A run of records:
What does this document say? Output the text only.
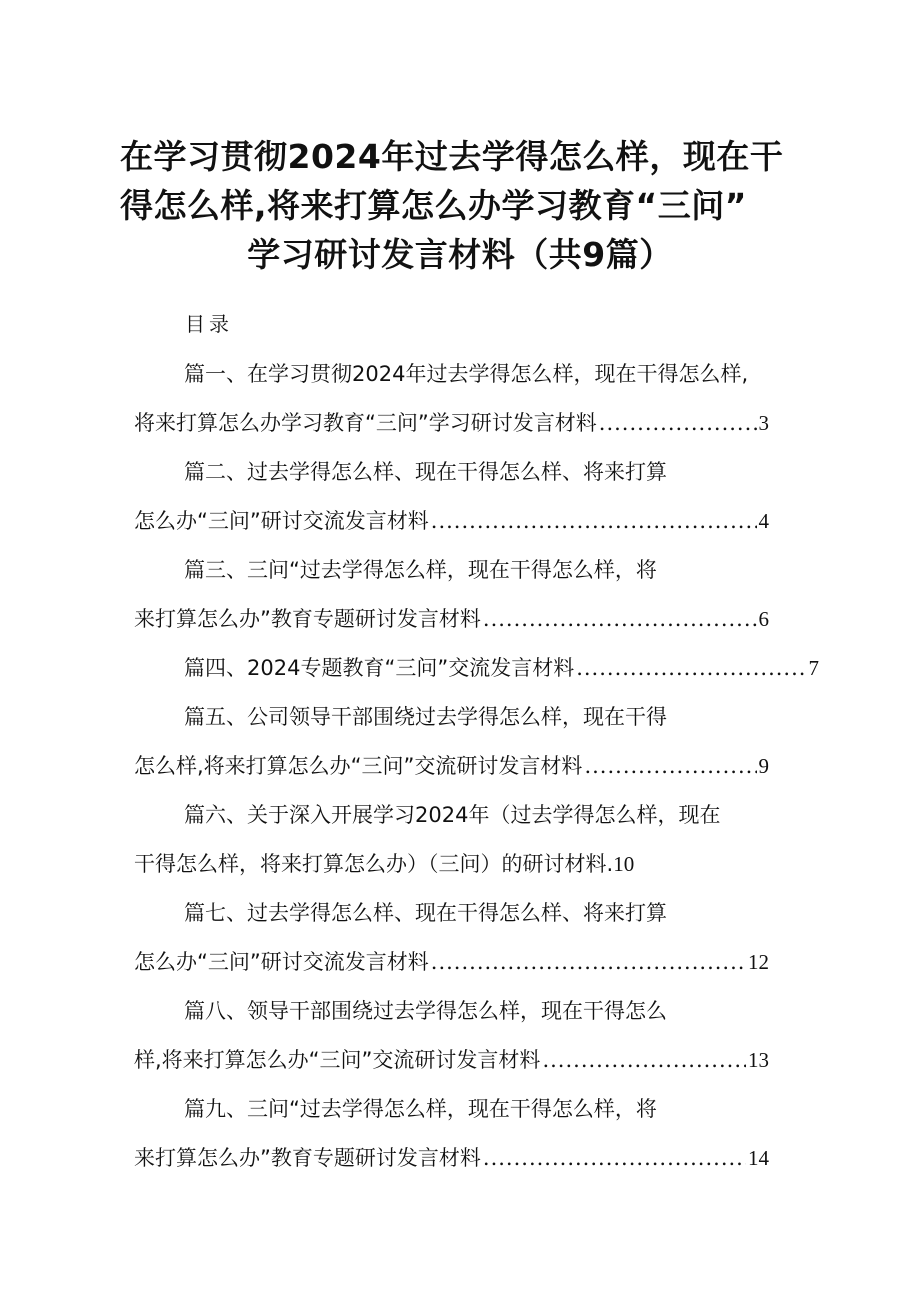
在学习贯彻2024年过去学得怎么样，现在干
得怎么样,将来打算怎么办学习教育“三问”
学习研讨发言材料（共9篇）
目录
篇一、在学习贯彻2024年过去学得怎么样，现在干得怎么样,
将来打算怎么办学习教育“三问”学习研讨发言材料 .....	3
篇二、过去学得怎么样、现在干得怎么样、将来打算
怎么办“三问”研讨交流发言材料 .....	4
篇三、三问“过去学得怎么样，现在干得怎么样，将
来打算怎么办”教育专题研讨发言材料 .....	6
篇四、2024专题教育“三问”交流发言材料 .....	7
篇五、公司领导干部围绕过去学得怎么样，现在干得
怎么样,将来打算怎么办“三问”交流研讨发言材料 .....	9
篇六、关于深入开展学习2024年（过去学得怎么样，现在
干得怎么样，将来打算怎么办）（三问）的研讨材料. 10
篇七、过去学得怎么样、现在干得怎么样、将来打算
怎么办“三问”研讨交流发言材料 .....	12
篇八、领导干部围绕过去学得怎么样，现在干得怎么
样,将来打算怎么办“三问”交流研讨发言材料 .....	13
篇九、三问“过去学得怎么样，现在干得怎么样，将
来打算怎么办”教育专题研讨发言材料 .....	14
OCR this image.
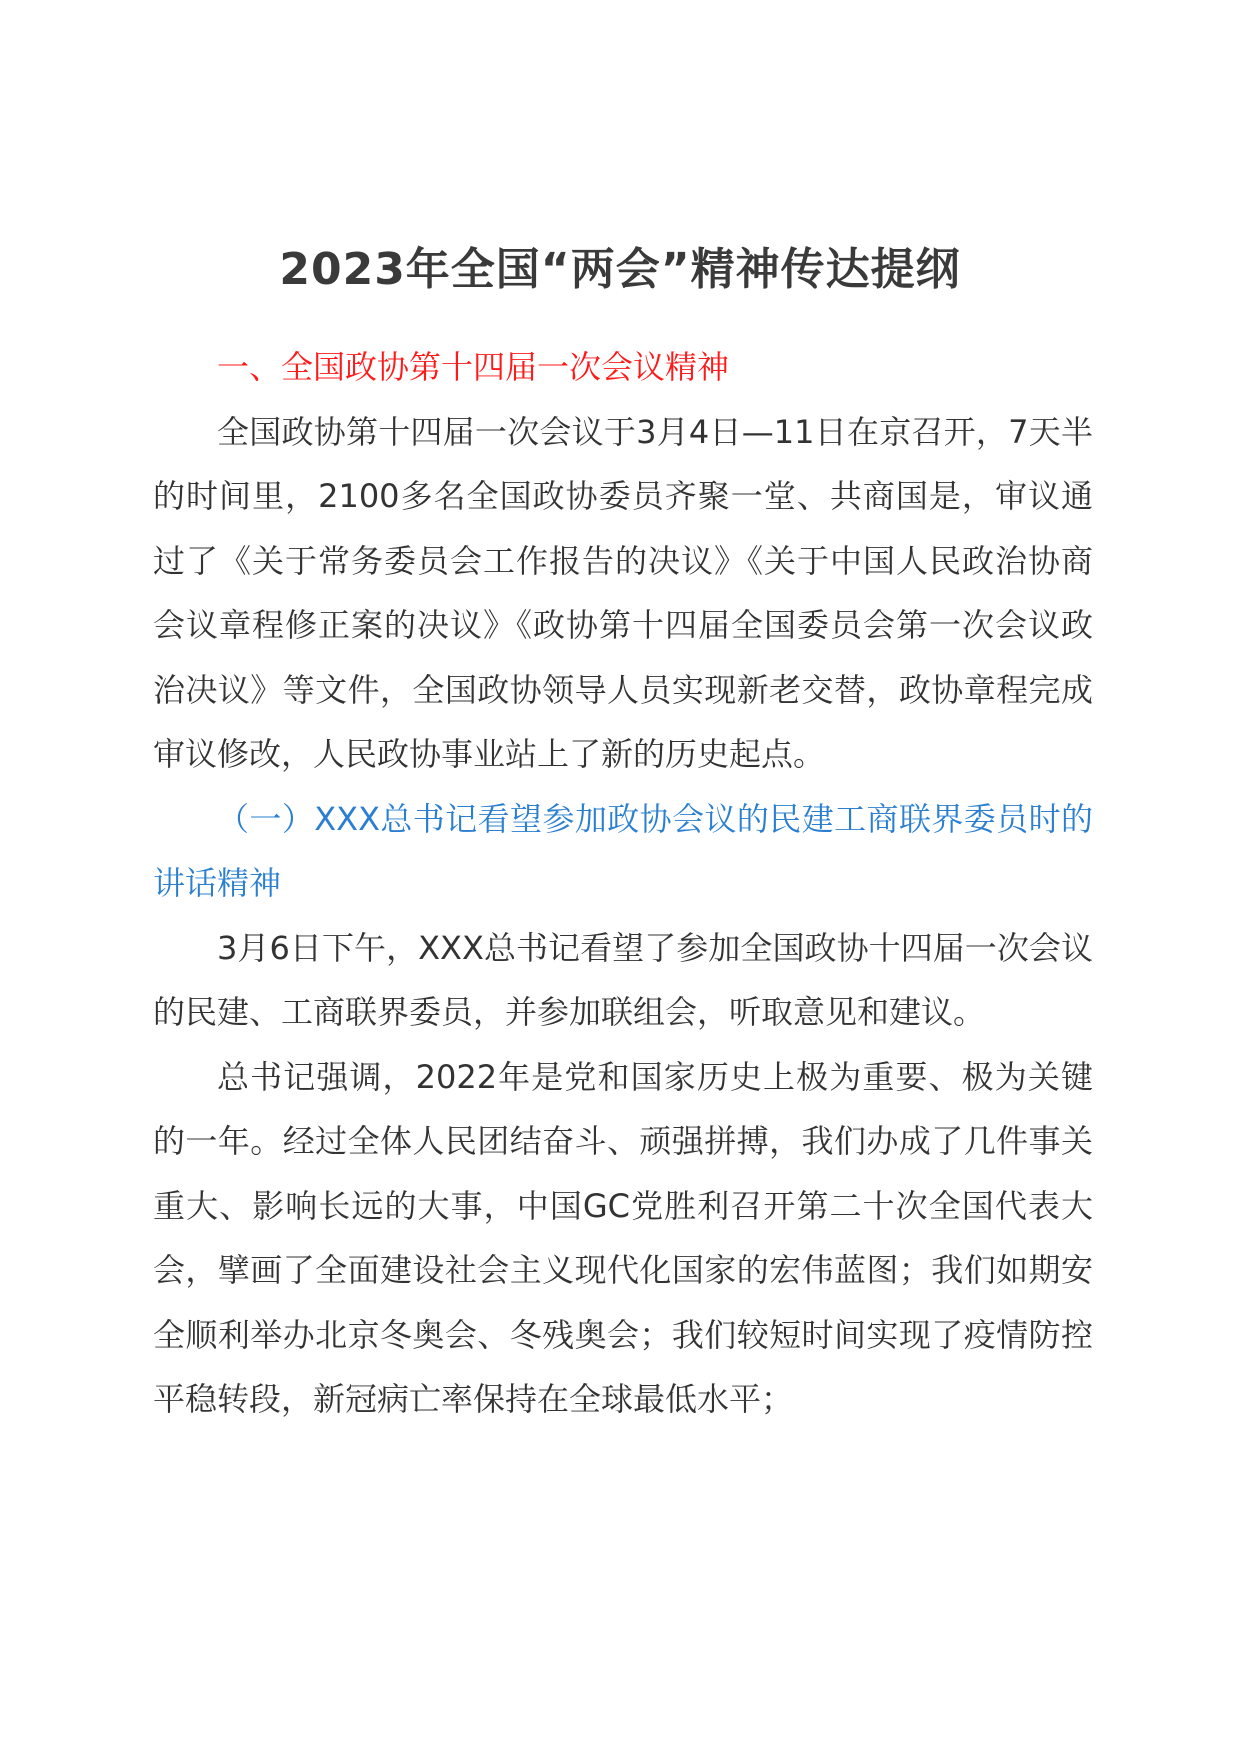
2023年全国“两会”精神传达提纲

一、全国政协第十四届一次会议精神

全国政协第十四届一次会议于3月4日—11日在京召开，7天半的时间里，2100多名全国政协委员齐聚一堂、共商国是，审议通过了《关于常务委员会工作报告的决议》《关于中国人民政治协商会议章程修正案的决议》《政协第十四届全国委员会第一次会议政治决议》等文件，全国政协领导人员实现新老交替，政协章程完成审议修改，人民政协事业站上了新的历史起点。

（一）XXX总书记看望参加政协会议的民建工商联界委员时的讲话精神

3月6日下午，XXX总书记看望了参加全国政协十四届一次会议的民建、工商联界委员，并参加联组会，听取意见和建议。

总书记强调，2022年是党和国家历史上极为重要、极为关键的一年。经过全体人民团结奋斗、顽强拼搏，我们办成了几件事关重大、影响长远的大事，中国GC党胜利召开第二十次全国代表大会，擘画了全面建设社会主义现代化国家的宏伟蓝图；我们如期安全顺利举办北京冬奥会、冬残奥会；我们较短时间实现了疫情防控平稳转段，新冠病亡率保持在全球最低水平；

● **Exercise**: In your copy, repeat each record exactly and include no pictures.

● **Solution to the problem**:
What does this document say? Output the text only.
在学习贯彻2024年过去学得怎么样，现在干
得怎么样,将来打算怎么办学习教育“三问”
学习研讨发言材料（共9篇）
目录
篇一、在学习贯彻2024年过去学得怎么样，现在干得怎么样,
将来打算怎么办学习教育“三问”学习研讨发言材料 .....	3
篇二、过去学得怎么样、现在干得怎么样、将来打算
怎么办“三问”研讨交流发言材料 .....	4
篇三、三问“过去学得怎么样，现在干得怎么样，将
来打算怎么办”教育专题研讨发言材料 .....	6
篇四、2024专题教育“三问”交流发言材料 .....	7
篇五、公司领导干部围绕过去学得怎么样，现在干得
怎么样,将来打算怎么办“三问”交流研讨发言材料 .....	9
篇六、关于深入开展学习2024年（过去学得怎么样，现在
干得怎么样，将来打算怎么办）（三问）的研讨材料. 10
篇七、过去学得怎么样、现在干得怎么样、将来打算
怎么办“三问”研讨交流发言材料 .....	12
篇八、领导干部围绕过去学得怎么样，现在干得怎么
样,将来打算怎么办“三问”交流研讨发言材料 .....	13
篇九、三问“过去学得怎么样，现在干得怎么样，将
来打算怎么办”教育专题研讨发言材料 .....	14
OCR this image.
2023年全国“两会”精神传达提纲

一、全国政协第十四届一次会议精神

全国政协第十四届一次会议于3月4日—11日在京召开，7天半的时间里，2100多名全国政协委员齐聚一堂、共商国是，审议通过了《关于常务委员会工作报告的决议》《关于中国人民政治协商会议章程修正案的决议》《政协第十四届全国委员会第一次会议政治决议》等文件，全国政协领导人员实现新老交替，政协章程完成审议修改，人民政协事业站上了新的历史起点。

（一）XXX总书记看望参加政协会议的民建工商联界委员时的讲话精神

3月6日下午，XXX总书记看望了参加全国政协十四届一次会议的民建、工商联界委员，并参加联组会，听取意见和建议。

总书记强调，2022年是党和国家历史上极为重要、极为关键的一年。经过全体人民团结奋斗、顽强拼搏，我们办成了几件事关重大、影响长远的大事，中国GC党胜利召开第二十次全国代表大会，擘画了全面建设社会主义现代化国家的宏伟蓝图；我们如期安全顺利举办北京冬奥会、冬残奥会；我们较短时间实现了疫情防控平稳转段，新冠病亡率保持在全球最低水平；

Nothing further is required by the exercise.